**REQUIRED TASK**: Reproduce the rows below verbatim, from the first line through the line containing "sensor-name: Core 2", both ends included.
──────────────────────────────
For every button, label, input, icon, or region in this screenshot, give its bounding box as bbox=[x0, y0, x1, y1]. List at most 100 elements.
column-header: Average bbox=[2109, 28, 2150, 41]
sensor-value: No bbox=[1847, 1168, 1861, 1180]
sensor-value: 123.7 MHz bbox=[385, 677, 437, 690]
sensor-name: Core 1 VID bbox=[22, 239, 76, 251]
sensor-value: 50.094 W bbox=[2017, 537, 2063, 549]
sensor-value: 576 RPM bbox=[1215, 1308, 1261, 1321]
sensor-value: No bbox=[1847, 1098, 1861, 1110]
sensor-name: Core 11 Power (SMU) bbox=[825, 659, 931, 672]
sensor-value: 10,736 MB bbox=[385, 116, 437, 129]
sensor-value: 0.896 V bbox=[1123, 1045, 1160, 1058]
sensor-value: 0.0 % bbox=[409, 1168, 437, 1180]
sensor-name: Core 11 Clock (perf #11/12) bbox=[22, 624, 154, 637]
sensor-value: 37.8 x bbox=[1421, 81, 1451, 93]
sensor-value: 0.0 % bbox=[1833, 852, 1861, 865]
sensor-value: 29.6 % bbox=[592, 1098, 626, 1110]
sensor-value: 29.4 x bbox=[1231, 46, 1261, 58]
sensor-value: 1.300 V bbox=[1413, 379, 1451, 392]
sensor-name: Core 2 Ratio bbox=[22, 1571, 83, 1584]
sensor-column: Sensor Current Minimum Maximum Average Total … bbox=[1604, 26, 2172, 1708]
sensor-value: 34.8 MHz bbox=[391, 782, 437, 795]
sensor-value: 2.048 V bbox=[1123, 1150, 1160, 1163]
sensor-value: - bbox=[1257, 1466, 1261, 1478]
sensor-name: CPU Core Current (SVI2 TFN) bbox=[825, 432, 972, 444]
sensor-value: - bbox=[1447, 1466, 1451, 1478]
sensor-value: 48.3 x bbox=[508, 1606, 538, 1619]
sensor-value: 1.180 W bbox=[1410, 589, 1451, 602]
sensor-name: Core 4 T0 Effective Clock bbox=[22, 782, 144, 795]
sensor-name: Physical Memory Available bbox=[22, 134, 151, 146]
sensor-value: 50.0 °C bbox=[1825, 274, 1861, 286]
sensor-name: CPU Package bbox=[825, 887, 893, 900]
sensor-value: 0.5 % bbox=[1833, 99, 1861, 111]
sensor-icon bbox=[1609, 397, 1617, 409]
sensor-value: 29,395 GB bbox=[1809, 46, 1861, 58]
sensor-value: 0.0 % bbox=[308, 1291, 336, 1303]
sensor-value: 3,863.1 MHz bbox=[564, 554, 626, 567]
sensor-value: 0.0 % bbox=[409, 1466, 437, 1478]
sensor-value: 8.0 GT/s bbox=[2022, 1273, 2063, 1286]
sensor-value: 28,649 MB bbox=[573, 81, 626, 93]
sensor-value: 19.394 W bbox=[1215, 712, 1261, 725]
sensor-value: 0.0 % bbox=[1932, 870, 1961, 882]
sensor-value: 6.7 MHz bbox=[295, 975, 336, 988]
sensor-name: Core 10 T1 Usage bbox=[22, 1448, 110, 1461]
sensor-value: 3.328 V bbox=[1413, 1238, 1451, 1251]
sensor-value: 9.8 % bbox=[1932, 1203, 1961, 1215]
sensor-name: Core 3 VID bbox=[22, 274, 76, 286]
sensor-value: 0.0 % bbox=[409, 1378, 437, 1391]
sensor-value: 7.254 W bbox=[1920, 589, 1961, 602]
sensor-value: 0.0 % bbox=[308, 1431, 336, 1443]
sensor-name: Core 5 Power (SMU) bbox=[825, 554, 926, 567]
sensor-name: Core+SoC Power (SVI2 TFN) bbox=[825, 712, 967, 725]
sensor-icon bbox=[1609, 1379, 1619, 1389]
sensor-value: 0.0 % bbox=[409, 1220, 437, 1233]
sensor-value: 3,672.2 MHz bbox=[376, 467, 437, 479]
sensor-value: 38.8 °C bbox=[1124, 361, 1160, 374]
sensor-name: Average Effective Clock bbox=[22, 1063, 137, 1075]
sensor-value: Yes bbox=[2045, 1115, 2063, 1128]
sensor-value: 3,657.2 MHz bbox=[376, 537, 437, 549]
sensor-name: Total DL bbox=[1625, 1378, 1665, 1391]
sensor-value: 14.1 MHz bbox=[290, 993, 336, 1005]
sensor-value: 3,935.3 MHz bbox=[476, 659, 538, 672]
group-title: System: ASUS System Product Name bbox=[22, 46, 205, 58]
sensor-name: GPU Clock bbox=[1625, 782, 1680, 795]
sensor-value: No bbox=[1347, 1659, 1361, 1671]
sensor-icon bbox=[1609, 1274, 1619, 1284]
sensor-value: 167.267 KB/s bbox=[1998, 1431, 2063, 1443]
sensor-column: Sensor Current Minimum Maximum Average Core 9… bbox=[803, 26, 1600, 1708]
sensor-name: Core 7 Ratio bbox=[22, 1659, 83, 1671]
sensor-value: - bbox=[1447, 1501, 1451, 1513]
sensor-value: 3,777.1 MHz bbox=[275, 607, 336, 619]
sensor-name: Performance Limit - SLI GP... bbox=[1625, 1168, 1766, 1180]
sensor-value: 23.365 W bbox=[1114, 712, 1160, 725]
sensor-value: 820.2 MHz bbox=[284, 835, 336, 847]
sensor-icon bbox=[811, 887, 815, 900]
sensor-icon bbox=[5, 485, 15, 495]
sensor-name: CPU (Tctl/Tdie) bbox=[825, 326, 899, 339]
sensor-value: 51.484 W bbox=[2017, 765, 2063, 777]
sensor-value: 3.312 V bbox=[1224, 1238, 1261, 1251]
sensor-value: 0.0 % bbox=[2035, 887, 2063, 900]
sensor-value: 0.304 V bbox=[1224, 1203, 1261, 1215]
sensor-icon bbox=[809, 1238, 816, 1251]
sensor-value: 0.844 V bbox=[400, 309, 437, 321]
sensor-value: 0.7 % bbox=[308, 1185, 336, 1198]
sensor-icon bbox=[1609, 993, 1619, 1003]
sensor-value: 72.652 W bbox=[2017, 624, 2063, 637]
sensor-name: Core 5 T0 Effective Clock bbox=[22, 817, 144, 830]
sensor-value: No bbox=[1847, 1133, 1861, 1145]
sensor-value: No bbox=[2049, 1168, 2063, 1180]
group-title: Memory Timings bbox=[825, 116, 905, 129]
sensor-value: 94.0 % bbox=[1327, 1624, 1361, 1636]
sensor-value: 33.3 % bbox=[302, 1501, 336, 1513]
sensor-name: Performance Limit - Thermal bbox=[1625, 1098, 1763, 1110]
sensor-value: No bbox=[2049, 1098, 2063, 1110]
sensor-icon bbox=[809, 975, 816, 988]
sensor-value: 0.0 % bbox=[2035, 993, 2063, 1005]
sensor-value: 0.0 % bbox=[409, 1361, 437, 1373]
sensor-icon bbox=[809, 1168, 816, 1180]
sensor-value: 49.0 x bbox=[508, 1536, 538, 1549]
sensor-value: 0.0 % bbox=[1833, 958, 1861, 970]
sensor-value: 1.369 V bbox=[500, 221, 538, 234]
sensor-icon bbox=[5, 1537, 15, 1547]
──────────────────────────────
**RESPONSE**:
For every button, label, input, icon, or region in this screenshot, give its bounding box as bbox=[x0, y0, x1, y1]. List at most 100 elements.
column-header: Average bbox=[2109, 28, 2150, 41]
sensor-value: No bbox=[1847, 1168, 1861, 1180]
sensor-value: 123.7 MHz bbox=[385, 677, 437, 690]
sensor-name: Core 1 VID bbox=[22, 239, 76, 251]
sensor-value: 50.094 W bbox=[2017, 537, 2063, 549]
sensor-value: 576 RPM bbox=[1215, 1308, 1261, 1321]
sensor-value: No bbox=[1847, 1098, 1861, 1110]
sensor-name: Core 11 Power (SMU) bbox=[825, 659, 931, 672]
sensor-value: 10,736 MB bbox=[385, 116, 437, 129]
sensor-value: 0.896 V bbox=[1123, 1045, 1160, 1058]
sensor-value: 0.0 % bbox=[409, 1168, 437, 1180]
sensor-name: Core 11 Clock (perf #11/12) bbox=[22, 624, 154, 637]
sensor-value: 37.8 x bbox=[1421, 81, 1451, 93]
sensor-value: 0.0 % bbox=[1833, 852, 1861, 865]
sensor-value: 29.6 % bbox=[592, 1098, 626, 1110]
sensor-value: 29.4 x bbox=[1231, 46, 1261, 58]
sensor-value: 1.300 V bbox=[1413, 379, 1451, 392]
sensor-name: Core 2 Ratio bbox=[22, 1571, 83, 1584]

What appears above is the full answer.